(Items from a figure collection)
####################

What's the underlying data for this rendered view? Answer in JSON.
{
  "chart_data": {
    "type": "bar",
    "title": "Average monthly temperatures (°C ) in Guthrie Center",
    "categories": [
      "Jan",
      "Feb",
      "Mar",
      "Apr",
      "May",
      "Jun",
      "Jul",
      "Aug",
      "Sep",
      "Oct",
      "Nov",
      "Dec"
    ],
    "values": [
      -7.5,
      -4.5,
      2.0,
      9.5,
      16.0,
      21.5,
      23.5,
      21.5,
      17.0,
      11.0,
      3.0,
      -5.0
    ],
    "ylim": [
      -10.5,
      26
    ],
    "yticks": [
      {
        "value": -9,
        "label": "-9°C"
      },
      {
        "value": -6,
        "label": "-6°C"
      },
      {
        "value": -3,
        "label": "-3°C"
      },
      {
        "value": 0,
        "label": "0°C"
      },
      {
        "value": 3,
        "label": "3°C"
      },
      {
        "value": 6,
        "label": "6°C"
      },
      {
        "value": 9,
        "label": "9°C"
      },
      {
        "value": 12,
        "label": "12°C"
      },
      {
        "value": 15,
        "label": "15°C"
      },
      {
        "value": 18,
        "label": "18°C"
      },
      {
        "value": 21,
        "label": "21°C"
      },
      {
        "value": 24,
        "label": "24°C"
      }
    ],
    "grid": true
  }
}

####################

In the listing, find each line with the string "label" and copy it.

        "label": "-9°C"
        "label": "-6°C"
        "label": "-3°C"
        "label": "0°C"
        "label": "3°C"
        "label": "6°C"
        "label": "9°C"
        "label": "12°C"
        "label": "15°C"
        "label": "18°C"
        "label": "21°C"
        "label": "24°C"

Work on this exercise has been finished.